Your goal: Each entry below is to be given again word for word, with no pictures.

Rows:
§ §

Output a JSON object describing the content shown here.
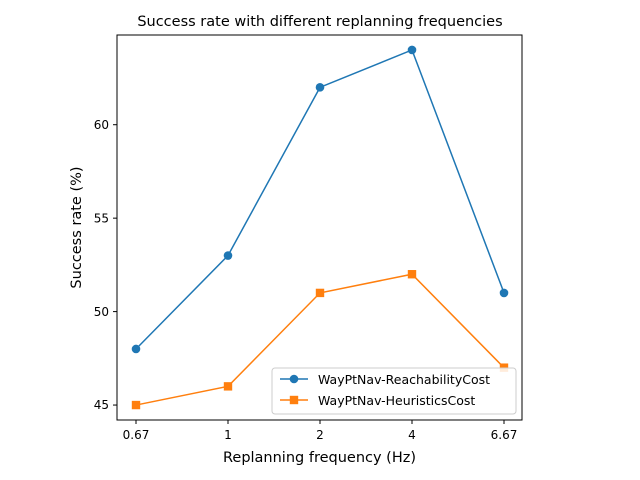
{
  "chart_data": {
    "type": "line",
    "title": "Success rate with different replanning frequencies",
    "xlabel": "Replanning frequency (Hz)",
    "ylabel": "Success rate (%)",
    "categories": [
      "0.67",
      "1",
      "2",
      "4",
      "6.67"
    ],
    "y_ticks": [
      "45",
      "50",
      "55",
      "60"
    ],
    "ylim": [
      44.2,
      64.8
    ],
    "grid": false,
    "legend_position": "lower-right",
    "series": [
      {
        "name": "WayPtNav-ReachabilityCost",
        "values": [
          48,
          53,
          62,
          64,
          51
        ],
        "color": "#1f77b4",
        "marker": "circle"
      },
      {
        "name": "WayPtNav-HeuristicsCost",
        "values": [
          45,
          46,
          51,
          52,
          47
        ],
        "color": "#ff7f0e",
        "marker": "square"
      }
    ]
  }
}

§ §

Solution for this task:
Output a JSON object describing the content shown here.
{
  "chart_data": {
    "type": "line",
    "title": "Success rate with different replanning frequencies",
    "xlabel": "Replanning frequency (Hz)",
    "ylabel": "Success rate (%)",
    "categories": [
      "0.67",
      "1",
      "2",
      "4",
      "6.67"
    ],
    "y_ticks": [
      "45",
      "50",
      "55",
      "60"
    ],
    "ylim": [
      44.2,
      64.8
    ],
    "grid": false,
    "legend_position": "lower-right",
    "series": [
      {
        "name": "WayPtNav-ReachabilityCost",
        "values": [
          48,
          53,
          62,
          64,
          51
        ],
        "color": "#1f77b4",
        "marker": "circle"
      },
      {
        "name": "WayPtNav-HeuristicsCost",
        "values": [
          45,
          46,
          51,
          52,
          47
        ],
        "color": "#ff7f0e",
        "marker": "square"
      }
    ]
  }
}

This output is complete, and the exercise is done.